----- MATERIAL FOR THIS TASK -----

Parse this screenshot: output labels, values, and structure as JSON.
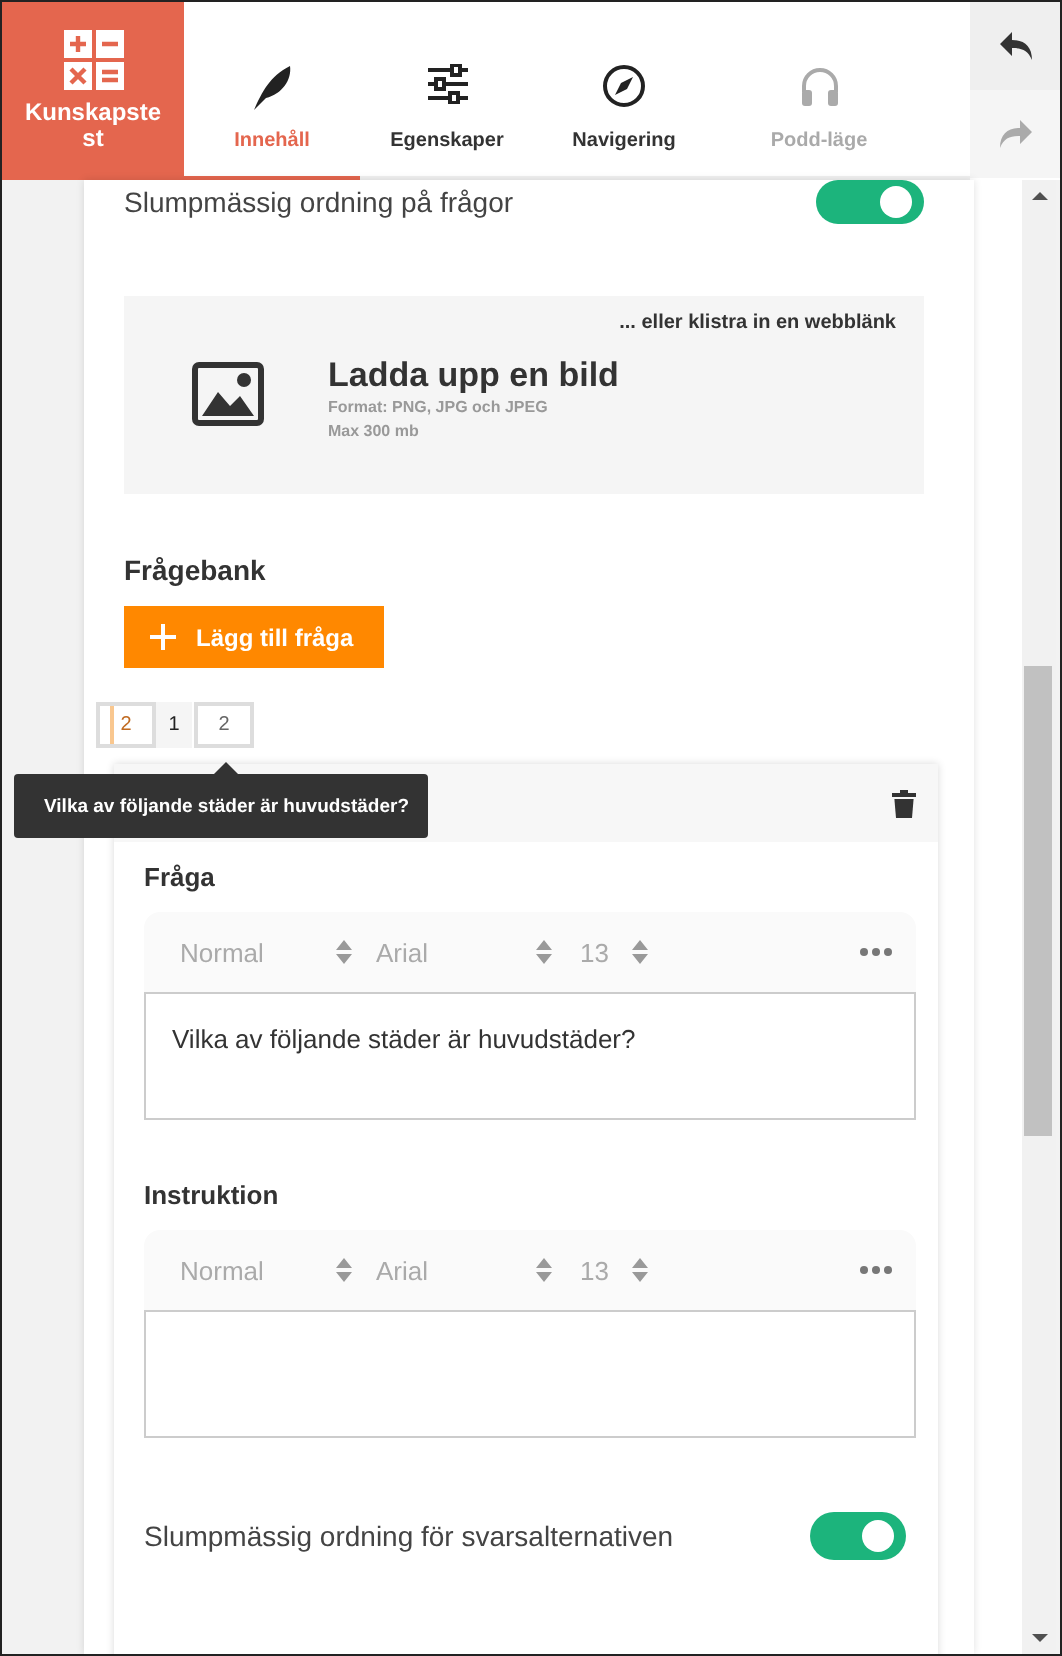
{
  "header": {
    "app_name": "Kunskapstest",
    "tabs": [
      {
        "label": "Innehåll",
        "selected": true,
        "disabled": false
      },
      {
        "label": "Egenskaper",
        "selected": false,
        "disabled": false
      },
      {
        "label": "Navigering",
        "selected": false,
        "disabled": false
      },
      {
        "label": "Podd-läge",
        "selected": false,
        "disabled": true
      }
    ]
  },
  "history": [
    {
      "kind": "undo",
      "disabled": false
    },
    {
      "kind": "redo",
      "disabled": true
    }
  ],
  "random_questions": {
    "label": "Slumpmässig ordning på frågor",
    "on": true
  },
  "upload": {
    "link_hint": "... eller klistra in en webblänk",
    "title": "Ladda upp en bild",
    "formats": "Format: PNG, JPG och JPEG",
    "max_size": "Max 300 mb"
  },
  "question_bank": {
    "title": "Frågebank",
    "add_button": "Lägg till fråga",
    "pages": [
      {
        "label": "2",
        "kind": "dragged"
      },
      {
        "label": "1",
        "kind": "page"
      },
      {
        "label": "2",
        "kind": "boxed"
      }
    ],
    "tooltip": "Vilka av följande städer är huvudstäder?"
  },
  "question": {
    "sections": [
      {
        "label": "Fråga",
        "toolbar": {
          "style": "Normal",
          "font": "Arial",
          "size": "13"
        },
        "value": "Vilka av följande städer är huvudstäder?"
      },
      {
        "label": "Instruktion",
        "toolbar": {
          "style": "Normal",
          "font": "Arial",
          "size": "13"
        }
      }
    ],
    "shuffle_answers": {
      "label": "Slumpmässig ordning för svarsalternativen",
      "on": true
    }
  }
}
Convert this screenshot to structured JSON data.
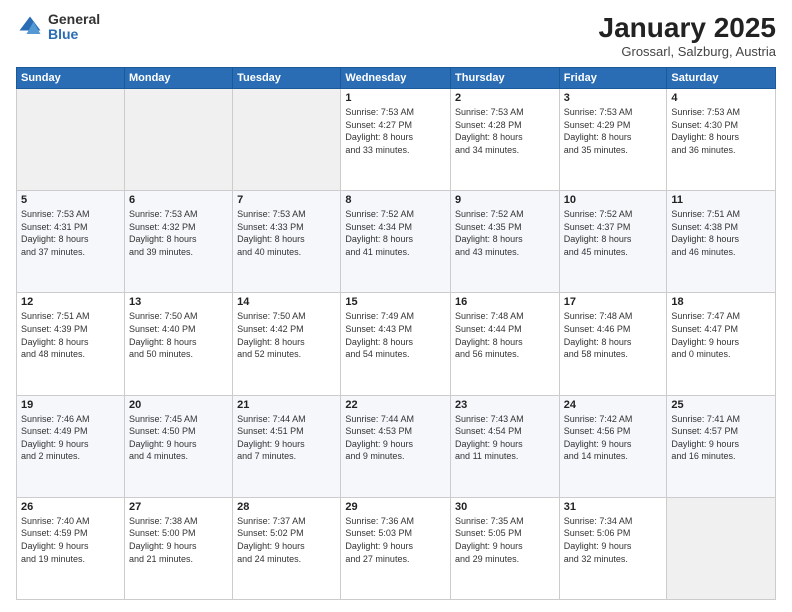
{
  "logo": {
    "general": "General",
    "blue": "Blue"
  },
  "header": {
    "title": "January 2025",
    "subtitle": "Grossarl, Salzburg, Austria"
  },
  "weekdays": [
    "Sunday",
    "Monday",
    "Tuesday",
    "Wednesday",
    "Thursday",
    "Friday",
    "Saturday"
  ],
  "weeks": [
    [
      {
        "day": "",
        "info": ""
      },
      {
        "day": "",
        "info": ""
      },
      {
        "day": "",
        "info": ""
      },
      {
        "day": "1",
        "info": "Sunrise: 7:53 AM\nSunset: 4:27 PM\nDaylight: 8 hours\nand 33 minutes."
      },
      {
        "day": "2",
        "info": "Sunrise: 7:53 AM\nSunset: 4:28 PM\nDaylight: 8 hours\nand 34 minutes."
      },
      {
        "day": "3",
        "info": "Sunrise: 7:53 AM\nSunset: 4:29 PM\nDaylight: 8 hours\nand 35 minutes."
      },
      {
        "day": "4",
        "info": "Sunrise: 7:53 AM\nSunset: 4:30 PM\nDaylight: 8 hours\nand 36 minutes."
      }
    ],
    [
      {
        "day": "5",
        "info": "Sunrise: 7:53 AM\nSunset: 4:31 PM\nDaylight: 8 hours\nand 37 minutes."
      },
      {
        "day": "6",
        "info": "Sunrise: 7:53 AM\nSunset: 4:32 PM\nDaylight: 8 hours\nand 39 minutes."
      },
      {
        "day": "7",
        "info": "Sunrise: 7:53 AM\nSunset: 4:33 PM\nDaylight: 8 hours\nand 40 minutes."
      },
      {
        "day": "8",
        "info": "Sunrise: 7:52 AM\nSunset: 4:34 PM\nDaylight: 8 hours\nand 41 minutes."
      },
      {
        "day": "9",
        "info": "Sunrise: 7:52 AM\nSunset: 4:35 PM\nDaylight: 8 hours\nand 43 minutes."
      },
      {
        "day": "10",
        "info": "Sunrise: 7:52 AM\nSunset: 4:37 PM\nDaylight: 8 hours\nand 45 minutes."
      },
      {
        "day": "11",
        "info": "Sunrise: 7:51 AM\nSunset: 4:38 PM\nDaylight: 8 hours\nand 46 minutes."
      }
    ],
    [
      {
        "day": "12",
        "info": "Sunrise: 7:51 AM\nSunset: 4:39 PM\nDaylight: 8 hours\nand 48 minutes."
      },
      {
        "day": "13",
        "info": "Sunrise: 7:50 AM\nSunset: 4:40 PM\nDaylight: 8 hours\nand 50 minutes."
      },
      {
        "day": "14",
        "info": "Sunrise: 7:50 AM\nSunset: 4:42 PM\nDaylight: 8 hours\nand 52 minutes."
      },
      {
        "day": "15",
        "info": "Sunrise: 7:49 AM\nSunset: 4:43 PM\nDaylight: 8 hours\nand 54 minutes."
      },
      {
        "day": "16",
        "info": "Sunrise: 7:48 AM\nSunset: 4:44 PM\nDaylight: 8 hours\nand 56 minutes."
      },
      {
        "day": "17",
        "info": "Sunrise: 7:48 AM\nSunset: 4:46 PM\nDaylight: 8 hours\nand 58 minutes."
      },
      {
        "day": "18",
        "info": "Sunrise: 7:47 AM\nSunset: 4:47 PM\nDaylight: 9 hours\nand 0 minutes."
      }
    ],
    [
      {
        "day": "19",
        "info": "Sunrise: 7:46 AM\nSunset: 4:49 PM\nDaylight: 9 hours\nand 2 minutes."
      },
      {
        "day": "20",
        "info": "Sunrise: 7:45 AM\nSunset: 4:50 PM\nDaylight: 9 hours\nand 4 minutes."
      },
      {
        "day": "21",
        "info": "Sunrise: 7:44 AM\nSunset: 4:51 PM\nDaylight: 9 hours\nand 7 minutes."
      },
      {
        "day": "22",
        "info": "Sunrise: 7:44 AM\nSunset: 4:53 PM\nDaylight: 9 hours\nand 9 minutes."
      },
      {
        "day": "23",
        "info": "Sunrise: 7:43 AM\nSunset: 4:54 PM\nDaylight: 9 hours\nand 11 minutes."
      },
      {
        "day": "24",
        "info": "Sunrise: 7:42 AM\nSunset: 4:56 PM\nDaylight: 9 hours\nand 14 minutes."
      },
      {
        "day": "25",
        "info": "Sunrise: 7:41 AM\nSunset: 4:57 PM\nDaylight: 9 hours\nand 16 minutes."
      }
    ],
    [
      {
        "day": "26",
        "info": "Sunrise: 7:40 AM\nSunset: 4:59 PM\nDaylight: 9 hours\nand 19 minutes."
      },
      {
        "day": "27",
        "info": "Sunrise: 7:38 AM\nSunset: 5:00 PM\nDaylight: 9 hours\nand 21 minutes."
      },
      {
        "day": "28",
        "info": "Sunrise: 7:37 AM\nSunset: 5:02 PM\nDaylight: 9 hours\nand 24 minutes."
      },
      {
        "day": "29",
        "info": "Sunrise: 7:36 AM\nSunset: 5:03 PM\nDaylight: 9 hours\nand 27 minutes."
      },
      {
        "day": "30",
        "info": "Sunrise: 7:35 AM\nSunset: 5:05 PM\nDaylight: 9 hours\nand 29 minutes."
      },
      {
        "day": "31",
        "info": "Sunrise: 7:34 AM\nSunset: 5:06 PM\nDaylight: 9 hours\nand 32 minutes."
      },
      {
        "day": "",
        "info": ""
      }
    ]
  ]
}
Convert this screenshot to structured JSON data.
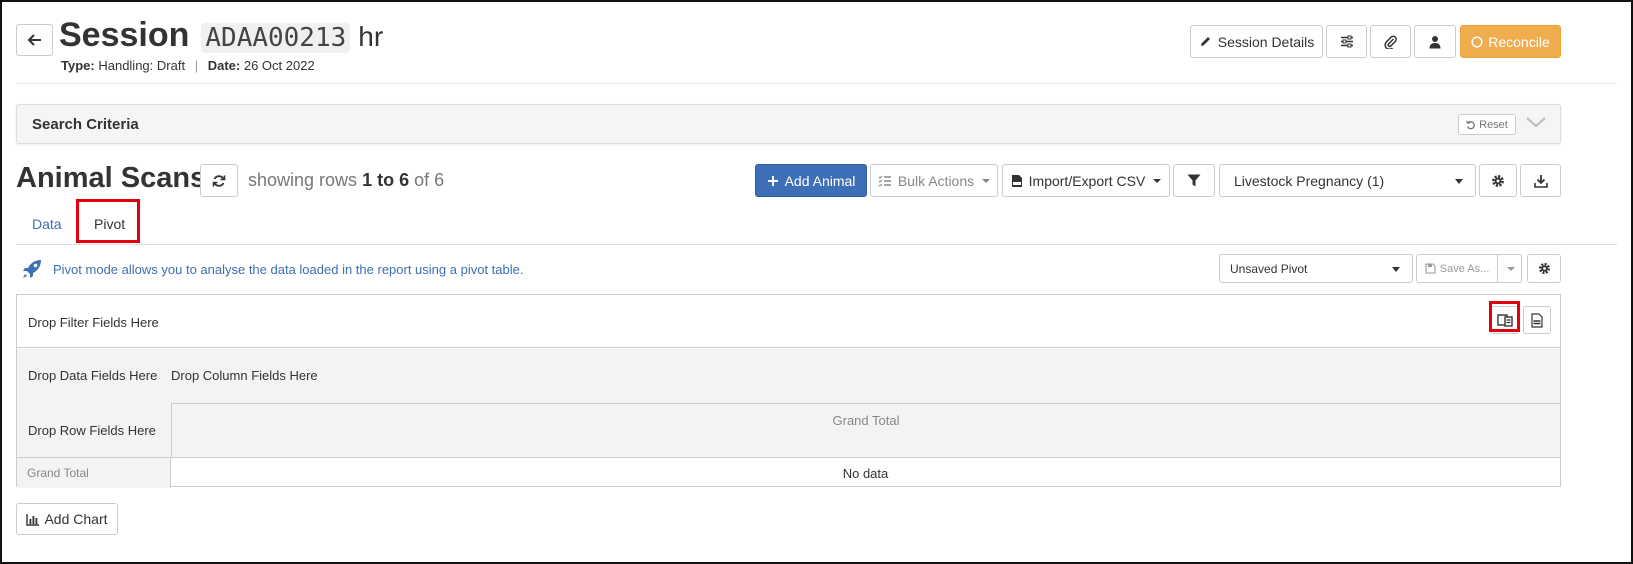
{
  "header": {
    "title": "Session",
    "code": "ADAA00213",
    "suffix": "hr",
    "type_label": "Type:",
    "type_value": "Handling: Draft",
    "separator": "|",
    "date_label": "Date:",
    "date_value": "26 Oct 2022",
    "session_details_label": "Session Details",
    "reconcile_label": "Reconcile"
  },
  "search_criteria": {
    "title": "Search Criteria",
    "reset_label": "Reset"
  },
  "scans": {
    "title": "Animal Scans",
    "showing_prefix": "showing rows",
    "showing_range": "1 to 6",
    "showing_of": "of 6",
    "add_animal_label": "Add Animal",
    "bulk_actions_label": "Bulk Actions",
    "import_export_label": "Import/Export CSV",
    "report_select_value": "Livestock Pregnancy (1)"
  },
  "tabs": [
    {
      "label": "Data"
    },
    {
      "label": "Pivot"
    }
  ],
  "pivot": {
    "info_text": "Pivot mode allows you to analyse the data loaded in the report using a pivot table.",
    "pivot_select_value": "Unsaved Pivot",
    "save_as_label": "Save As...",
    "filter_zone": "Drop Filter Fields Here",
    "data_zone": "Drop Data Fields Here",
    "column_zone": "Drop Column Fields Here",
    "row_zone": "Drop Row Fields Here",
    "grand_total_header": "Grand Total",
    "grand_total_row": "Grand Total",
    "no_data": "No data"
  },
  "add_chart_label": "Add Chart",
  "colors": {
    "primary": "#3d6fb6",
    "warning": "#f0ad4e",
    "highlight": "#e0000f"
  }
}
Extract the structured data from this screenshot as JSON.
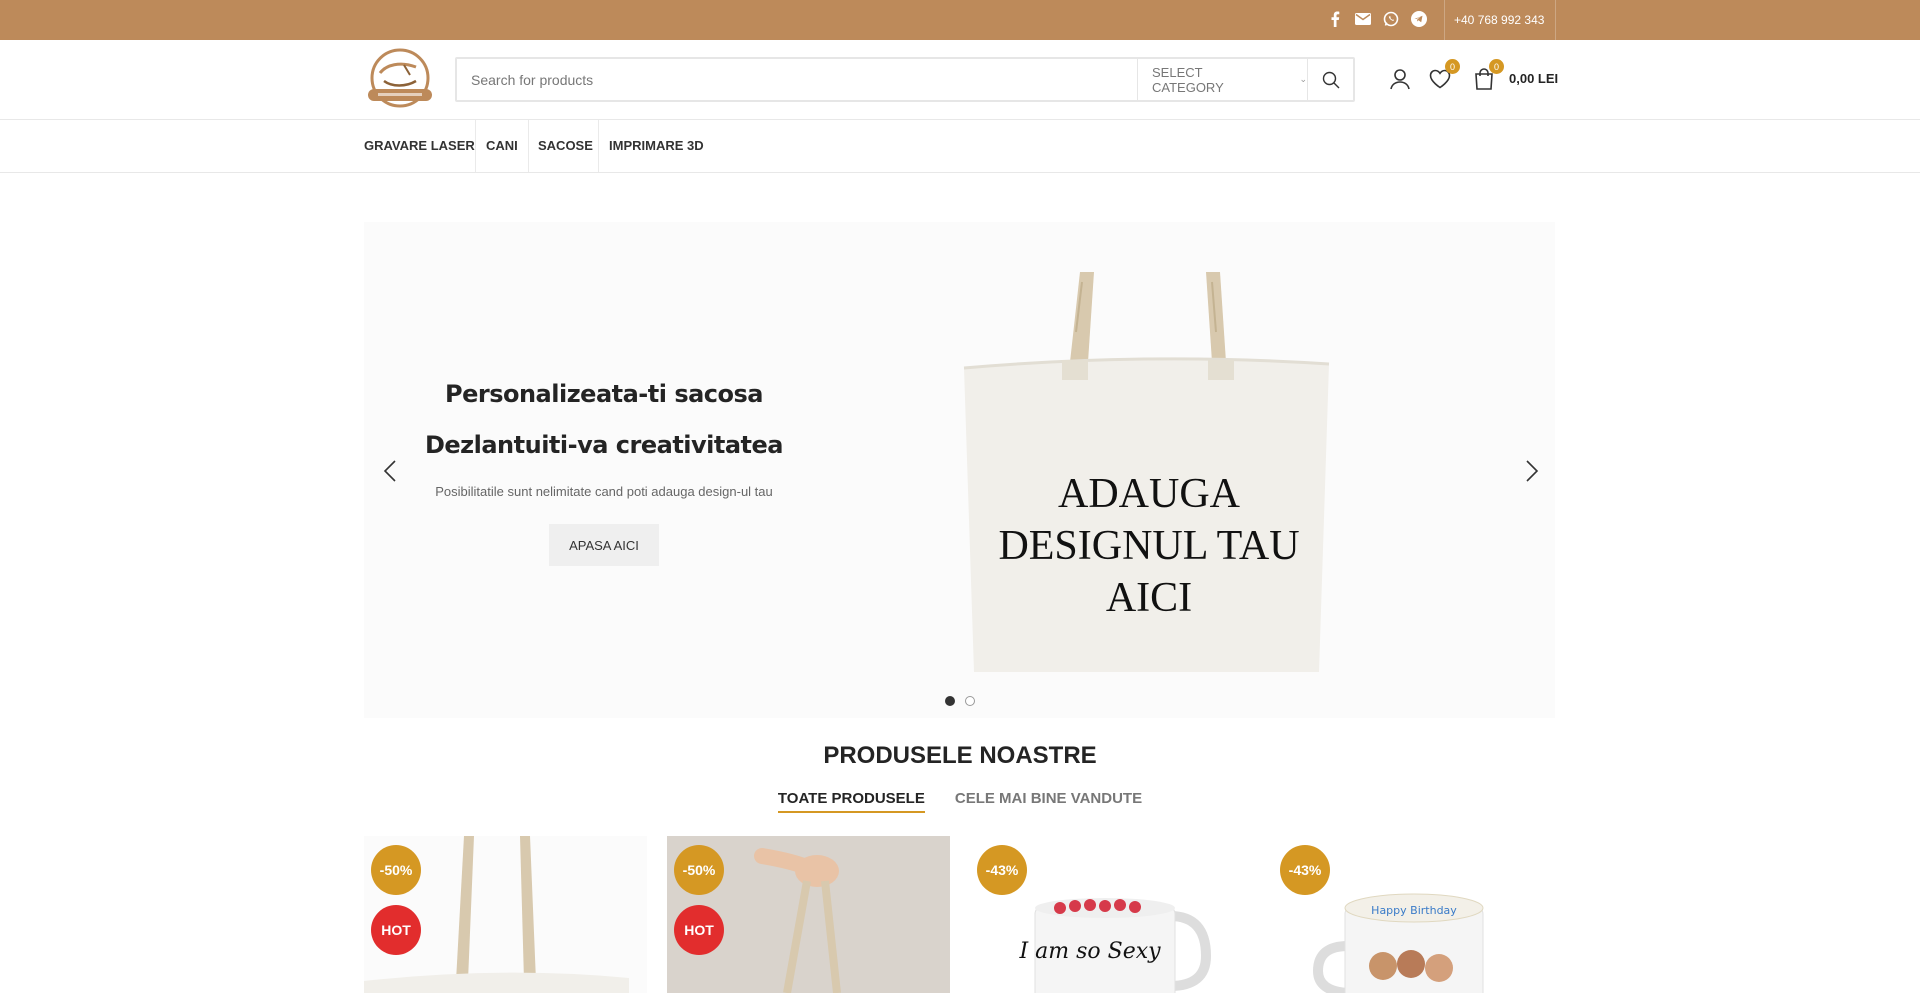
{
  "topbar": {
    "phone": "+40 768 992 343",
    "social_icons": [
      "facebook-icon",
      "email-icon",
      "whatsapp-icon",
      "telegram-icon"
    ]
  },
  "header": {
    "search_placeholder": "Search for products",
    "category_label": "SELECT CATEGORY",
    "wishlist_count": "0",
    "cart_count": "0",
    "cart_total": "0,00 LEI"
  },
  "nav": {
    "items": [
      "GRAVARE LASER",
      "CANI",
      "SACOSE",
      "IMPRIMARE 3D"
    ]
  },
  "hero": {
    "title": "Personalizeata-ti sacosa",
    "subtitle": "Dezlantuiti-va creativitatea",
    "text": "Posibilitatile sunt nelimitate cand poti adauga design-ul tau",
    "cta": "APASA AICI",
    "bag_text": [
      "ADAUGA",
      "DESIGNUL TAU",
      "AICI"
    ],
    "slides": 2,
    "active_slide": 1
  },
  "products_section": {
    "title": "PRODUSELE NOASTRE",
    "tabs": [
      "TOATE PRODUSELE",
      "CELE MAI BINE VANDUTE"
    ]
  },
  "products": [
    {
      "sale": "-50%",
      "hot": "HOT"
    },
    {
      "sale": "-50%",
      "hot": "HOT"
    },
    {
      "sale": "-43%",
      "mug_text": "I am so Sexy"
    },
    {
      "sale": "-43%",
      "mug_text": "Happy Birthday"
    }
  ],
  "colors": {
    "topbar": "#bd8a5a",
    "accent": "#d59823",
    "hot": "#e22d2d"
  }
}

-----

EXERCISE DETAILS - Pick out every line with the string "Slumpmässig" and copy it.

THE COMPLETED TASK -
    "label": "Slumpmässig ordning på frågor",
      "label": "Slumpmässig ordning för svarsalternativen",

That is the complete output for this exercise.